═════ Exercise inputs ═════

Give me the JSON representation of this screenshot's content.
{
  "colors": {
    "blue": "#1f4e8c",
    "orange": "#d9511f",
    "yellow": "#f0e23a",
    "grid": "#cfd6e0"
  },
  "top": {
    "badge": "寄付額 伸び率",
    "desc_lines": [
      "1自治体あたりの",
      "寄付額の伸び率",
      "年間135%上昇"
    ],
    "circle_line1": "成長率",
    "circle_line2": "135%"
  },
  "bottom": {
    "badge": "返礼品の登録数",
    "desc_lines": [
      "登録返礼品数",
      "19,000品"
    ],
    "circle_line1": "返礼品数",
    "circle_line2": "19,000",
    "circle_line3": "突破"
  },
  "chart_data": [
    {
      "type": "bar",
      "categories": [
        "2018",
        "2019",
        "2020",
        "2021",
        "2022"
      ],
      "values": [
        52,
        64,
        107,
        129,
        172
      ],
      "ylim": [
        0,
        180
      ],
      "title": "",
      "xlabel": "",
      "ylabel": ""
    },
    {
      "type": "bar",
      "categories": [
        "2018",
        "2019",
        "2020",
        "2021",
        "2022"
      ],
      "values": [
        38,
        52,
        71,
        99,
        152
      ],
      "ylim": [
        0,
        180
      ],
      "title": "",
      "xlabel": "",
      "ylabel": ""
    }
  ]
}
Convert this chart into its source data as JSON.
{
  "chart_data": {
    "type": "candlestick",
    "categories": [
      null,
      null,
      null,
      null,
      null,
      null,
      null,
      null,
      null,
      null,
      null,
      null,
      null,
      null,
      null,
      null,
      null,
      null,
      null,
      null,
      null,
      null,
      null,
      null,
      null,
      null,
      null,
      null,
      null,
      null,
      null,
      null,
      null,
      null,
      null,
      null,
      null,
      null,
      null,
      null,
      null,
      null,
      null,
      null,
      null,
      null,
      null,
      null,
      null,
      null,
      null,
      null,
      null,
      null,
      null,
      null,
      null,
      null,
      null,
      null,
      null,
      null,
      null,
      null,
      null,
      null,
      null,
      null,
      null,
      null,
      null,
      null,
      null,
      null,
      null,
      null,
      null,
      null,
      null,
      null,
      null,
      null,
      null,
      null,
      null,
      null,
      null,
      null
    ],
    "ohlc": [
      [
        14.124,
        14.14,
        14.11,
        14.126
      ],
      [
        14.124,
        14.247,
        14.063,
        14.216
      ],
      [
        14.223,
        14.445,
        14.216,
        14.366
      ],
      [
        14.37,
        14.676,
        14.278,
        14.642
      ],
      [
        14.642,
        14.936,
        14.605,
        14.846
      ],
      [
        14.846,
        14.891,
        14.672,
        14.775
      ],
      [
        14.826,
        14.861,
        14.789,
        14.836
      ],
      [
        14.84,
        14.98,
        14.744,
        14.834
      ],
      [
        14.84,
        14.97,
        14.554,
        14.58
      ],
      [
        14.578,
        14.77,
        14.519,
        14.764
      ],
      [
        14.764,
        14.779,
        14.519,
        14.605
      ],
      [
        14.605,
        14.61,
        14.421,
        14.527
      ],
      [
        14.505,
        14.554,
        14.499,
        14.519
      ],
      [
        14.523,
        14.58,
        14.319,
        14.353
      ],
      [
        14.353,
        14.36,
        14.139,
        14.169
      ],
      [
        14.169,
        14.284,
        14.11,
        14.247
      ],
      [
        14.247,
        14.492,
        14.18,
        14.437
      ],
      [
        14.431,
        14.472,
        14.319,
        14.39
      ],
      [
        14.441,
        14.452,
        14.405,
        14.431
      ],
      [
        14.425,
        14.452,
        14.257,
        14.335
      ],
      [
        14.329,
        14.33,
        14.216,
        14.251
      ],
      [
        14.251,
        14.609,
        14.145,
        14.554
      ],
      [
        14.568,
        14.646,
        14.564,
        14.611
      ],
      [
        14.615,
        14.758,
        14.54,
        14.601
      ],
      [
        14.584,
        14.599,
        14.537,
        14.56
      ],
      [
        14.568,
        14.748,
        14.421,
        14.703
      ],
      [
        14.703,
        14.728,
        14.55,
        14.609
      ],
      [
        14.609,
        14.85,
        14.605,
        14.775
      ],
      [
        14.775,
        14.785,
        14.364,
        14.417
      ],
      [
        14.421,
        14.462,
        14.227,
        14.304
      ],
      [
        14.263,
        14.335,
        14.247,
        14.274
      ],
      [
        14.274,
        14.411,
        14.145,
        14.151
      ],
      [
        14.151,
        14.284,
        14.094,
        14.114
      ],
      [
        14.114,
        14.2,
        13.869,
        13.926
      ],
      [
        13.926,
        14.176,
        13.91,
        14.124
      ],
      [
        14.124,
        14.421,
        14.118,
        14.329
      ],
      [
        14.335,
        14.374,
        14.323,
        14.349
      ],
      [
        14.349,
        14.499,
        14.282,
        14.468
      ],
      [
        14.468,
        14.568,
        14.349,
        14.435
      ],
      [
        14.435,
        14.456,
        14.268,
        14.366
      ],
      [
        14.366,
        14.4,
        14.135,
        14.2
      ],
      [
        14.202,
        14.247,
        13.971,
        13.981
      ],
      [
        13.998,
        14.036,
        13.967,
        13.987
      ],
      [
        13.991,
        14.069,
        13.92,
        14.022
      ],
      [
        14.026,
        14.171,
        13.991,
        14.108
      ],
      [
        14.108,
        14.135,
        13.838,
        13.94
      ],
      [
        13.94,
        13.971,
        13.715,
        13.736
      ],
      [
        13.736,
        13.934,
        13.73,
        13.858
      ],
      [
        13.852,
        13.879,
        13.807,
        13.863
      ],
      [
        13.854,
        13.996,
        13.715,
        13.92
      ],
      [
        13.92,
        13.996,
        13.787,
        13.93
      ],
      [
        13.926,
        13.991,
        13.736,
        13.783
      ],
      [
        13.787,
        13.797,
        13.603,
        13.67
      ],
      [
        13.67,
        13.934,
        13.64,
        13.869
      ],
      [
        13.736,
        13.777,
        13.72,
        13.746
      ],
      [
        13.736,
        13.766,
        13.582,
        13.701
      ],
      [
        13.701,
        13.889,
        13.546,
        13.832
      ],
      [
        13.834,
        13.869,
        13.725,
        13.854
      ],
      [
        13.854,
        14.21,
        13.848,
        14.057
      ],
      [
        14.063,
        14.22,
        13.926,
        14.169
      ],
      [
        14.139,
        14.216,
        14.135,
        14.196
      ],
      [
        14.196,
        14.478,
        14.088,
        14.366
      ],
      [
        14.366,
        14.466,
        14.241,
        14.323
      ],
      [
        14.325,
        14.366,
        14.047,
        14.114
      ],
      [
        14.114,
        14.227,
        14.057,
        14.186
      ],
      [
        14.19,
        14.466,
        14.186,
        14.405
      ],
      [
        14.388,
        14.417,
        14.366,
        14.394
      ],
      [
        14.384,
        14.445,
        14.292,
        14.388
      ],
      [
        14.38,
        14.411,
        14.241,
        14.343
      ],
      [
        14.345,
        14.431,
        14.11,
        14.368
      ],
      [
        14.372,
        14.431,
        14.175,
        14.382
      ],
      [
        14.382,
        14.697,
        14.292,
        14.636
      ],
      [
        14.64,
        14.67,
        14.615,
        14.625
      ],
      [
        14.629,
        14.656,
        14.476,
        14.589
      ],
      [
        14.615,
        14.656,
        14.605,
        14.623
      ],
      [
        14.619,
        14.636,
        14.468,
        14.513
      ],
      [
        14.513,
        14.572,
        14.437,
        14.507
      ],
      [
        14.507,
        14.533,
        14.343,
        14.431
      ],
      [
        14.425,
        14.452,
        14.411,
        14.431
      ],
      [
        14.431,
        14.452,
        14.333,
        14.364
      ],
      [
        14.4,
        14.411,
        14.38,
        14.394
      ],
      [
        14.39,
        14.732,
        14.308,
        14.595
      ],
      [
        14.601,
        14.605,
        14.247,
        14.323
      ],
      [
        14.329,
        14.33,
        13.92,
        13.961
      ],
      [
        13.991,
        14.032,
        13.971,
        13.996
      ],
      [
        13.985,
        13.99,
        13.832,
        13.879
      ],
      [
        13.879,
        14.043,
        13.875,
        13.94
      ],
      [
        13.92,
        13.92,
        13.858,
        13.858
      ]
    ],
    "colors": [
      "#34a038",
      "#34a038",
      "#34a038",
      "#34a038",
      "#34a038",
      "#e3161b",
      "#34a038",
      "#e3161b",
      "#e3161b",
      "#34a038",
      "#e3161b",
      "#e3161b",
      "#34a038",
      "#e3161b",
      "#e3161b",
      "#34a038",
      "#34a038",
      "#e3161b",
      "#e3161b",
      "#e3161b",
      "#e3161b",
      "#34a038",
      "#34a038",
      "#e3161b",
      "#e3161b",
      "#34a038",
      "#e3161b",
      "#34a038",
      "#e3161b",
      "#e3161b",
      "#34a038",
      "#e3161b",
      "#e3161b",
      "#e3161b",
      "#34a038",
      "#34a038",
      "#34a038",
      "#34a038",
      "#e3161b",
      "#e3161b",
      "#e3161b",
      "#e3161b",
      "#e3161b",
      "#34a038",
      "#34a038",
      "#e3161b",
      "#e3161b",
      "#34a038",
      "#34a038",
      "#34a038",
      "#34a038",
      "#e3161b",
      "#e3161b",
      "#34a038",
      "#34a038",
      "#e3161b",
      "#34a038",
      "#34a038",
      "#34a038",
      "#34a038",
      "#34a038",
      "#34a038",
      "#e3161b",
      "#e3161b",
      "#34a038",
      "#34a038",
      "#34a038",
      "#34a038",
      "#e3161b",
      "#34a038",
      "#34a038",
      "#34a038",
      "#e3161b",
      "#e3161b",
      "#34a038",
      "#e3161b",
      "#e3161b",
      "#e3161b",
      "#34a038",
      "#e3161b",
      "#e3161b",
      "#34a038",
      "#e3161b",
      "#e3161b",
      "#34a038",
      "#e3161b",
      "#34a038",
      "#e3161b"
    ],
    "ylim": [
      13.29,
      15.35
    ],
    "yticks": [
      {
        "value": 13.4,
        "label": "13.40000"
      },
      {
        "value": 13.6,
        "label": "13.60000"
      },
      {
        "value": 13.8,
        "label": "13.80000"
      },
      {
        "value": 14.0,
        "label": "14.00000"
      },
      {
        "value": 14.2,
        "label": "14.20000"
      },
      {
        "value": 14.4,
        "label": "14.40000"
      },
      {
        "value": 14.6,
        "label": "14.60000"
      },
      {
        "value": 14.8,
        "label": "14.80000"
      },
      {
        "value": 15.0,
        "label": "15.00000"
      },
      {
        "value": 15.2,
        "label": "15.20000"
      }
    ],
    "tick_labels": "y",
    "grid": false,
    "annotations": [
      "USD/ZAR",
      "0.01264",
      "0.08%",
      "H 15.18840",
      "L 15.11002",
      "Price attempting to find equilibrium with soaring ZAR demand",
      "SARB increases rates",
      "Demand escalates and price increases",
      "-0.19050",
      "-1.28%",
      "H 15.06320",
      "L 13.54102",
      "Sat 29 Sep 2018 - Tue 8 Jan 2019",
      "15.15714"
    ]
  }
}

═════

• **Aim of the task**:
Copy each line of the data above that holds "this".

• **Final answer**:
Give me the JSON representation of this screenshot's content.
Convert this chart into its source data as JSON.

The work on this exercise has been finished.